*** Opening of Dataset excerpts ***

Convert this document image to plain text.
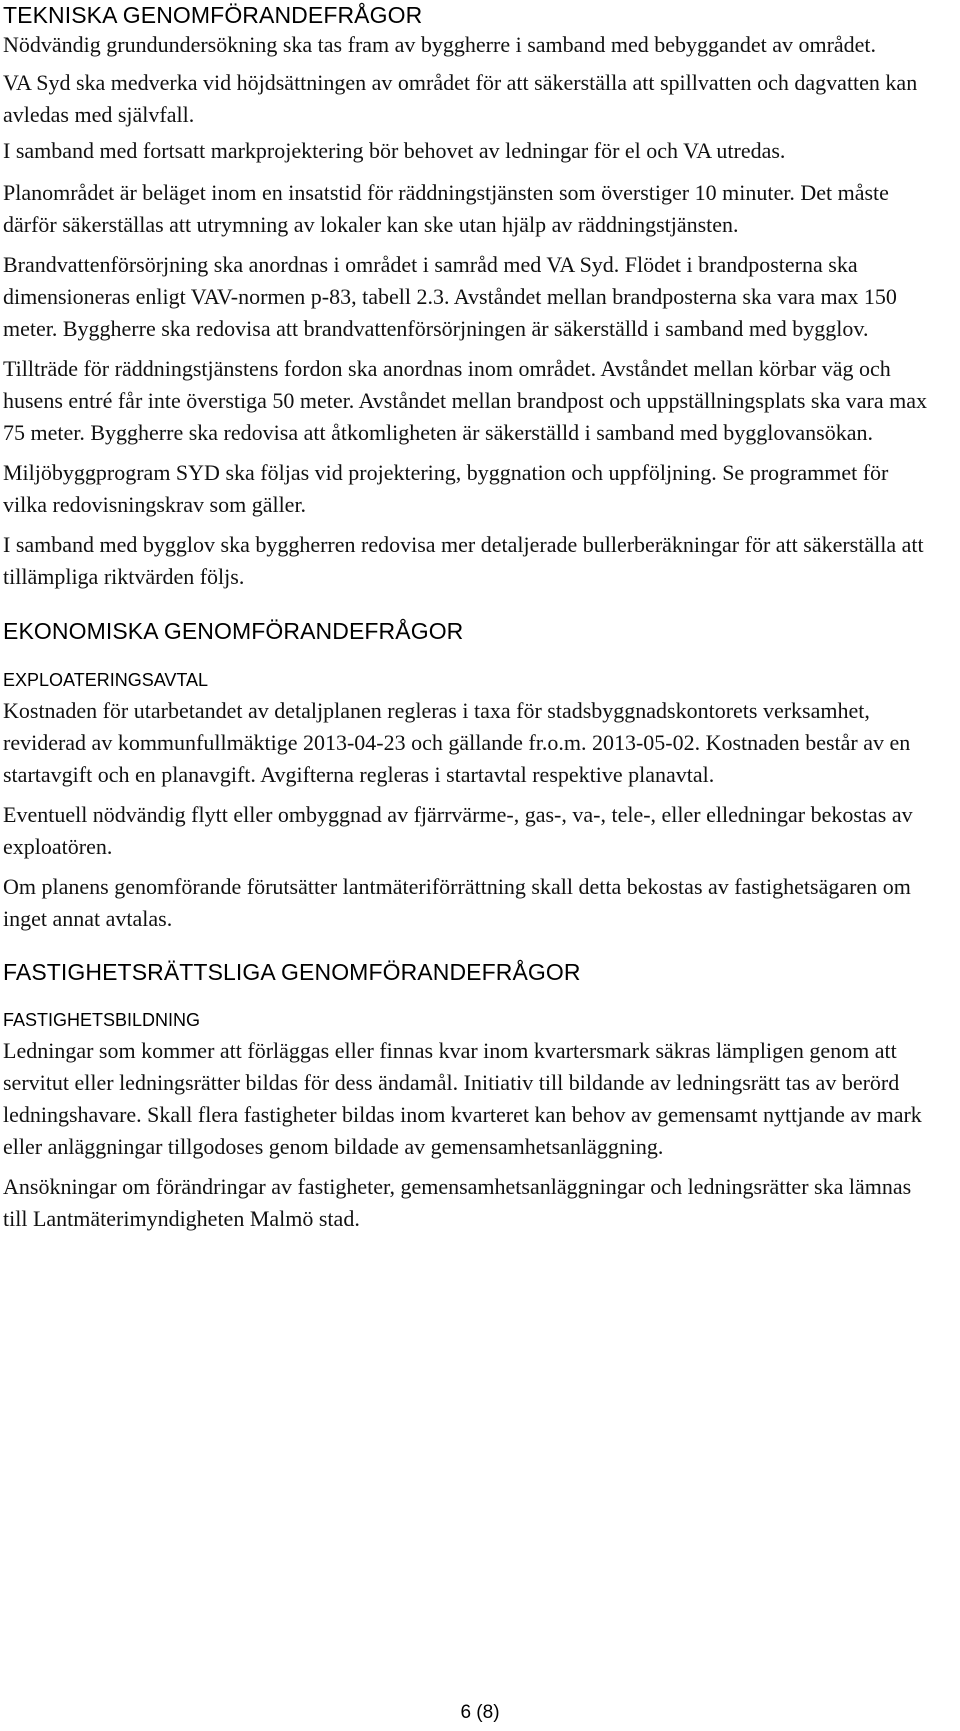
TEKNISKA GENOMFÖRANDEFRÅGOR

Nödvändig grundundersökning ska tas fram av byggherre i samband med bebyggandet av området.

VA Syd ska medverka vid höjdsättningen av området för att säkerställa att spillvatten och dagvatten kan avledas med självfall.

I samband med fortsatt markprojektering bör behovet av ledningar för el och VA utredas.

Planområdet är beläget inom en insatstid för räddningstjänsten som överstiger 10 minuter. Det måste därför säkerställas att utrymning av lokaler kan ske utan hjälp av räddningstjänsten.

Brandvattenförsörjning ska anordnas i området i samråd med VA Syd. Flödet i brandposterna ska dimensioneras enligt VAV-normen p-83, tabell 2.3. Avståndet mellan brandposterna ska vara max 150 meter. Byggherre ska redovisa att brandvattenförsörjningen är säkerställd i samband med bygglov.

Tillträde för räddningstjänstens fordon ska anordnas inom området. Avståndet mellan körbar väg och husens entré får inte överstiga 50 meter. Avståndet mellan brandpost och uppställningsplats ska vara max 75 meter. Byggherre ska redovisa att åtkomligheten är säkerställd i samband med bygglovansökan.

Miljöbyggprogram SYD ska följas vid projektering, byggnation och uppföljning. Se programmet för vilka redovisningskrav som gäller.

I samband med bygglov ska byggherren redovisa mer detaljerade bullerberäkningar för att säkerställa att tillämpliga riktvärden följs.

EKONOMISKA GENOMFÖRANDEFRÅGOR
EXPLOATERINGSAVTAL

Kostnaden för utarbetandet av detaljplanen regleras i taxa för stadsbyggnadskontorets verksamhet, reviderad av kommunfullmäktige 2013-04-23 och gällande fr.o.m. 2013-05-02. Kostnaden består av en startavgift och en planavgift. Avgifterna regleras i startavtal respektive planavtal.

Eventuell nödvändig flytt eller ombyggnad av fjärrvärme-, gas-, va-, tele-, eller elledningar bekostas av exploatören.

Om planens genomförande förutsätter lantmäteriförrättning skall detta bekostas av fastighetsägaren om inget annat avtalas.

FASTIGHETSRÄTTSLIGA GENOMFÖRANDEFRÅGOR
FASTIGHETSBILDNING

Ledningar som kommer att förläggas eller finnas kvar inom kvartersmark säkras lämpligen genom att servitut eller ledningsrätter bildas för dess ändamål. Initiativ till bildande av ledningsrätt tas av berörd ledningshavare. Skall flera fastigheter bildas inom kvarteret kan behov av gemensamt nyttjande av mark eller anläggningar tillgodoses genom bildade av gemensamhetsanläggning.

Ansökningar om förändringar av fastigheter, gemensamhetsanläggningar och ledningsrätter ska lämnas till Lantmäterimyndigheten Malmö stad.

6 (8)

*** Close of Dataset excerpts ***

What to work on: Wherever an image appears, omit it, and retype everything else in the entries exactly.

Answer to the problem:
Convert this document image to plain text.
TEKNISKA GENOMFÖRANDEFRÅGOR

Nödvändig grundundersökning ska tas fram av byggherre i samband med bebyggandet av området.

VA Syd ska medverka vid höjdsättningen av området för att säkerställa att spillvatten och dagvatten kan avledas med självfall.

I samband med fortsatt markprojektering bör behovet av ledningar för el och VA utredas.

Planområdet är beläget inom en insatstid för räddningstjänsten som överstiger 10 minuter. Det måste därför säkerställas att utrymning av lokaler kan ske utan hjälp av räddningstjänsten.

Brandvattenförsörjning ska anordnas i området i samråd med VA Syd. Flödet i brandposterna ska dimensioneras enligt VAV-normen p-83, tabell 2.3. Avståndet mellan brandposterna ska vara max 150 meter. Byggherre ska redovisa att brandvattenförsörjningen är säkerställd i samband med bygglov.

Tillträde för räddningstjänstens fordon ska anordnas inom området. Avståndet mellan körbar väg och husens entré får inte överstiga 50 meter. Avståndet mellan brandpost och uppställningsplats ska vara max 75 meter. Byggherre ska redovisa att åtkomligheten är säkerställd i samband med bygglovansökan.

Miljöbyggprogram SYD ska följas vid projektering, byggnation och uppföljning. Se programmet för vilka redovisningskrav som gäller.

I samband med bygglov ska byggherren redovisa mer detaljerade bullerberäkningar för att säkerställa att tillämpliga riktvärden följs.

EKONOMISKA GENOMFÖRANDEFRÅGOR
EXPLOATERINGSAVTAL

Kostnaden för utarbetandet av detaljplanen regleras i taxa för stadsbyggnadskontorets verksamhet, reviderad av kommunfullmäktige 2013-04-23 och gällande fr.o.m. 2013-05-02. Kostnaden består av en startavgift och en planavgift. Avgifterna regleras i startavtal respektive planavtal.

Eventuell nödvändig flytt eller ombyggnad av fjärrvärme-, gas-, va-, tele-, eller elledningar bekostas av exploatören.

Om planens genomförande förutsätter lantmäteriförrättning skall detta bekostas av fastighetsägaren om inget annat avtalas.

FASTIGHETSRÄTTSLIGA GENOMFÖRANDEFRÅGOR
FASTIGHETSBILDNING

Ledningar som kommer att förläggas eller finnas kvar inom kvartersmark säkras lämpligen genom att servitut eller ledningsrätter bildas för dess ändamål. Initiativ till bildande av ledningsrätt tas av berörd ledningshavare. Skall flera fastigheter bildas inom kvarteret kan behov av gemensamt nyttjande av mark eller anläggningar tillgodoses genom bildade av gemensamhetsanläggning.

Ansökningar om förändringar av fastigheter, gemensamhetsanläggningar och ledningsrätter ska lämnas till Lantmäterimyndigheten Malmö stad.

6 (8)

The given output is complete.